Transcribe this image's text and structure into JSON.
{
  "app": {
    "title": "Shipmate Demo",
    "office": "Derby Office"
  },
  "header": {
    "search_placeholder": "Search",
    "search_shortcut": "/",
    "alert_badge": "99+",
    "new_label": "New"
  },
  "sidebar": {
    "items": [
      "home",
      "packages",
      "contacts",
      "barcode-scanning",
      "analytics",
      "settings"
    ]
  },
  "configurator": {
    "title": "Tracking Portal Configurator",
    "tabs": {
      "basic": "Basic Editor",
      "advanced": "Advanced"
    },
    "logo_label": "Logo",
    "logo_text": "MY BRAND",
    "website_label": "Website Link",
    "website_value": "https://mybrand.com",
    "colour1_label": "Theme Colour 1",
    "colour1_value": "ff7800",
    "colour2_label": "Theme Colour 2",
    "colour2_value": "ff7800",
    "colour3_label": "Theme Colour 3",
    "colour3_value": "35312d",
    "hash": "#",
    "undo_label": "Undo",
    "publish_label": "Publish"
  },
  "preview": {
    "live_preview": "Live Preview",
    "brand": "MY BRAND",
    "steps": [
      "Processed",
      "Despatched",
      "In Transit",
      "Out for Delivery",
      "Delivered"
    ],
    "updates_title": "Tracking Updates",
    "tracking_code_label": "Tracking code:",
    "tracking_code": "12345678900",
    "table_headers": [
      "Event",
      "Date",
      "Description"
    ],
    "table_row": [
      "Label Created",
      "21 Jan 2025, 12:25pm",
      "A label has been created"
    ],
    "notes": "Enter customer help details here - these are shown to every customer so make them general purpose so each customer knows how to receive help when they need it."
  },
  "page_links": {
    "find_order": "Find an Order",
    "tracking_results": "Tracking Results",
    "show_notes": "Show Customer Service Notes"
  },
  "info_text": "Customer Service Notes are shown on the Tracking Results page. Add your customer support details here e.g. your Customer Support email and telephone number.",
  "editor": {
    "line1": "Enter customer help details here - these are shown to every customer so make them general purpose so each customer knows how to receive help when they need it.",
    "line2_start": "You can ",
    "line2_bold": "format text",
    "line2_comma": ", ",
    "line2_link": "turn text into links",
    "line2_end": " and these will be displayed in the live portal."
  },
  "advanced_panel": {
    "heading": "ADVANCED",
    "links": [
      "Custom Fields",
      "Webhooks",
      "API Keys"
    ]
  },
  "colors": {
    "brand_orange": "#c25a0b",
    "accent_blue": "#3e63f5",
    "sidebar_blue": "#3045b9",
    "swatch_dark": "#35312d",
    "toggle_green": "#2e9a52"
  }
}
================
■ **Written request**
Retype all of the material above with every character intact.

■ **Problem solution**
Transcribe this image's text and structure into JSON.
{
  "app": {
    "title": "Shipmate Demo",
    "office": "Derby Office"
  },
  "header": {
    "search_placeholder": "Search",
    "search_shortcut": "/",
    "alert_badge": "99+",
    "new_label": "New"
  },
  "sidebar": {
    "items": [
      "home",
      "packages",
      "contacts",
      "barcode-scanning",
      "analytics",
      "settings"
    ]
  },
  "configurator": {
    "title": "Tracking Portal Configurator",
    "tabs": {
      "basic": "Basic Editor",
      "advanced": "Advanced"
    },
    "logo_label": "Logo",
    "logo_text": "MY BRAND",
    "website_label": "Website Link",
    "website_value": "https://mybrand.com",
    "colour1_label": "Theme Colour 1",
    "colour1_value": "ff7800",
    "colour2_label": "Theme Colour 2",
    "colour2_value": "ff7800",
    "colour3_label": "Theme Colour 3",
    "colour3_value": "35312d",
    "hash": "#",
    "undo_label": "Undo",
    "publish_label": "Publish"
  },
  "preview": {
    "live_preview": "Live Preview",
    "brand": "MY BRAND",
    "steps": [
      "Processed",
      "Despatched",
      "In Transit",
      "Out for Delivery",
      "Delivered"
    ],
    "updates_title": "Tracking Updates",
    "tracking_code_label": "Tracking code:",
    "tracking_code": "12345678900",
    "table_headers": [
      "Event",
      "Date",
      "Description"
    ],
    "table_row": [
      "Label Created",
      "21 Jan 2025, 12:25pm",
      "A label has been created"
    ],
    "notes": "Enter customer help details here - these are shown to every customer so make them general purpose so each customer knows how to receive help when they need it."
  },
  "page_links": {
    "find_order": "Find an Order",
    "tracking_results": "Tracking Results",
    "show_notes": "Show Customer Service Notes"
  },
  "info_text": "Customer Service Notes are shown on the Tracking Results page. Add your customer support details here e.g. your Customer Support email and telephone number.",
  "editor": {
    "line1": "Enter customer help details here - these are shown to every customer so make them general purpose so each customer knows how to receive help when they need it.",
    "line2_start": "You can ",
    "line2_bold": "format text",
    "line2_comma": ", ",
    "line2_link": "turn text into links",
    "line2_end": " and these will be displayed in the live portal."
  },
  "advanced_panel": {
    "heading": "ADVANCED",
    "links": [
      "Custom Fields",
      "Webhooks",
      "API Keys"
    ]
  },
  "colors": {
    "brand_orange": "#c25a0b",
    "accent_blue": "#3e63f5",
    "sidebar_blue": "#3045b9",
    "swatch_dark": "#35312d",
    "toggle_green": "#2e9a52"
  }
}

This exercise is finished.